The exercise - Looking through the listing, how many of its lines hold the word "Image"? Answer with only the number.

(Stored data entries)
========

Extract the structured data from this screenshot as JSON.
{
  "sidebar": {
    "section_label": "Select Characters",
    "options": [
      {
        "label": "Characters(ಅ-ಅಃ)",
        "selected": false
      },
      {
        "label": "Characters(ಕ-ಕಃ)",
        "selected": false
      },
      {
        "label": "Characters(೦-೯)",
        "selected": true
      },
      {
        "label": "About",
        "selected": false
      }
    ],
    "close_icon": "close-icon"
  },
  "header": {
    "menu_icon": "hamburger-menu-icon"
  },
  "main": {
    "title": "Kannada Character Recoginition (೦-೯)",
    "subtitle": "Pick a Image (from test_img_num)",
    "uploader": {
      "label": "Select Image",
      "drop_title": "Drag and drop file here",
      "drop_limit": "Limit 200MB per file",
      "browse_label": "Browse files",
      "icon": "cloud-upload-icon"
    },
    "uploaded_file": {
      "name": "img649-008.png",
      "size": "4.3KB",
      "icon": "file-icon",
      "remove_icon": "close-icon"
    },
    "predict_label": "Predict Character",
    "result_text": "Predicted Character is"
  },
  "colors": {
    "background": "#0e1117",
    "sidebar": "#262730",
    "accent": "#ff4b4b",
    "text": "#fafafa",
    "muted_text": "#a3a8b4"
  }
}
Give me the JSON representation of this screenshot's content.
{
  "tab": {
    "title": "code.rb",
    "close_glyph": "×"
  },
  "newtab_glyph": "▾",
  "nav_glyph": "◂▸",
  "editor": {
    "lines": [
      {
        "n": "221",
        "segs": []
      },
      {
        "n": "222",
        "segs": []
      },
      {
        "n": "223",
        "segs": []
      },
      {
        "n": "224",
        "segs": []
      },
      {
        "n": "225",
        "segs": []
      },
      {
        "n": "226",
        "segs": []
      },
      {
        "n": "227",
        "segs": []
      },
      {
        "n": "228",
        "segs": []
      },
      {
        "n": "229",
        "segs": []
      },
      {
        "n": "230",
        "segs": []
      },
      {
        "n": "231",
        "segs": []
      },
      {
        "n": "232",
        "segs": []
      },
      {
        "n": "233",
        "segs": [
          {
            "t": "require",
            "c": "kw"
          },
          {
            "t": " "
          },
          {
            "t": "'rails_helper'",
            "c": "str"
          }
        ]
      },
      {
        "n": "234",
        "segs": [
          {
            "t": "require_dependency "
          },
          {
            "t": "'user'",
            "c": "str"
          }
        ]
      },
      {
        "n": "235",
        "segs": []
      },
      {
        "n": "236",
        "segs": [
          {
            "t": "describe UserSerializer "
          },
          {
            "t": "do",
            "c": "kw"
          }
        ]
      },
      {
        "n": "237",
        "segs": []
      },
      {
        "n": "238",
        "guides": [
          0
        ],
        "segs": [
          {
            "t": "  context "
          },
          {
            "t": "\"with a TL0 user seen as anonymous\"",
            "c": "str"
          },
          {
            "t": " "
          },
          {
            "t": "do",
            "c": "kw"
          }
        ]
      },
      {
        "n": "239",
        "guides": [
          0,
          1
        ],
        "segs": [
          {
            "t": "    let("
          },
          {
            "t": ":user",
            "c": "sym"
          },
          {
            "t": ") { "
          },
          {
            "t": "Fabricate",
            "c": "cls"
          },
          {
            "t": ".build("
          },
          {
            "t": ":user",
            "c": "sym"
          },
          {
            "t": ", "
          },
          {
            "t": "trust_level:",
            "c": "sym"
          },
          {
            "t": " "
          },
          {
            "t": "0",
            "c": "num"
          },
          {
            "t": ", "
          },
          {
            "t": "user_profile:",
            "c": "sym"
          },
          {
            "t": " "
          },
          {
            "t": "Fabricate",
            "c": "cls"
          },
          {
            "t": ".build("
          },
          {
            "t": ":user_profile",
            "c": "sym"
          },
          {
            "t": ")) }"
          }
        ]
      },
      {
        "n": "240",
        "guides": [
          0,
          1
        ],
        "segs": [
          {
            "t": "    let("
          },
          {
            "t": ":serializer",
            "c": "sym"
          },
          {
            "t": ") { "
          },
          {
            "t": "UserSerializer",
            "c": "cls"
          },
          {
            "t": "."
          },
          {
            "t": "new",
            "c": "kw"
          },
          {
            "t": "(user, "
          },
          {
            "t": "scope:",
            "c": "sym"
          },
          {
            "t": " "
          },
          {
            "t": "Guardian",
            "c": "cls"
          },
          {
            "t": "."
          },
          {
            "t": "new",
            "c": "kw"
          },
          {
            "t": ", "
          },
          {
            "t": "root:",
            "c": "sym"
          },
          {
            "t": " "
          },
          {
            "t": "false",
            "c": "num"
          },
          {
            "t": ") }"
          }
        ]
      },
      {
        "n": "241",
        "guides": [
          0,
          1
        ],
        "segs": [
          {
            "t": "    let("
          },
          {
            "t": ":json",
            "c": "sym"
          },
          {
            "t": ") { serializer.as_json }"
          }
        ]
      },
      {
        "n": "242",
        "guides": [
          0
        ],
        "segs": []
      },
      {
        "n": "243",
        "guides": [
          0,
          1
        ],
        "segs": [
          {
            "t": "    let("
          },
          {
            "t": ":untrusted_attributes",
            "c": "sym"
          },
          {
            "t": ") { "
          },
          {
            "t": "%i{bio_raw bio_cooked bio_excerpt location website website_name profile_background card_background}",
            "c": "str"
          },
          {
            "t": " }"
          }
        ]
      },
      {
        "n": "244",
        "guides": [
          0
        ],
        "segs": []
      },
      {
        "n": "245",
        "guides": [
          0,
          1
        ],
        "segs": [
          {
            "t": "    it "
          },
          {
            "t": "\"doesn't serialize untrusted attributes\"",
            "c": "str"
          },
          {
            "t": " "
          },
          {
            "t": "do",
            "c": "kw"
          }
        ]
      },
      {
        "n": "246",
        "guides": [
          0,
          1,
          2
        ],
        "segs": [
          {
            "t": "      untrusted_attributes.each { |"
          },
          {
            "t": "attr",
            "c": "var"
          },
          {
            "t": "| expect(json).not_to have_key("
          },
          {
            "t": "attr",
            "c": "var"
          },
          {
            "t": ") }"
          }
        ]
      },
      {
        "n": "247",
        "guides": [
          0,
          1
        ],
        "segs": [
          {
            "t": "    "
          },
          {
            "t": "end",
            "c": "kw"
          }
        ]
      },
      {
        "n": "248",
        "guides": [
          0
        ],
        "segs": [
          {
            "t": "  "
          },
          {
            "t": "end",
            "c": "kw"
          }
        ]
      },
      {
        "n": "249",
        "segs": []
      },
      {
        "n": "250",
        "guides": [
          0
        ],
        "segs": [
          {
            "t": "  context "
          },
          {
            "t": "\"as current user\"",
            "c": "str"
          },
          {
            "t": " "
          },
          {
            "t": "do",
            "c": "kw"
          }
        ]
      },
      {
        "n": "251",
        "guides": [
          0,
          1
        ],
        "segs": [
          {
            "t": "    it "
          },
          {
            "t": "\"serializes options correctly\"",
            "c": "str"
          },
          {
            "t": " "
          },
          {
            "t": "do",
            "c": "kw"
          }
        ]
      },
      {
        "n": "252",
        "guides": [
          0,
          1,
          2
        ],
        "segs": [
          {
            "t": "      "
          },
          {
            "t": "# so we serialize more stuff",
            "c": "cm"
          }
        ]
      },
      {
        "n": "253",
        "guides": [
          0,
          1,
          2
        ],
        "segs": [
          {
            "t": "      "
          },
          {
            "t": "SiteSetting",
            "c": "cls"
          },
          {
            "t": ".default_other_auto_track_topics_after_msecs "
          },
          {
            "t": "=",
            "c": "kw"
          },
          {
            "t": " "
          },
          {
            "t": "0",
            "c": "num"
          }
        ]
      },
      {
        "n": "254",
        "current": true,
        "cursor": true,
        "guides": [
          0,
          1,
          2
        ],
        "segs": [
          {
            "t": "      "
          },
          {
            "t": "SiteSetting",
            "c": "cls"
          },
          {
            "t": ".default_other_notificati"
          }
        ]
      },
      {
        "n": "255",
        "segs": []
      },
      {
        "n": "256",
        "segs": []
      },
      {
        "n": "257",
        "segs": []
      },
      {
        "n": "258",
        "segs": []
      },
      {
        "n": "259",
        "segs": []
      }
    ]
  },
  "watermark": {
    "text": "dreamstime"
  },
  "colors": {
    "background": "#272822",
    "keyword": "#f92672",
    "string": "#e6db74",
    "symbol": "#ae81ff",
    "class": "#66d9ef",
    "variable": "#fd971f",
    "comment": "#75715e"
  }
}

========

Result - 2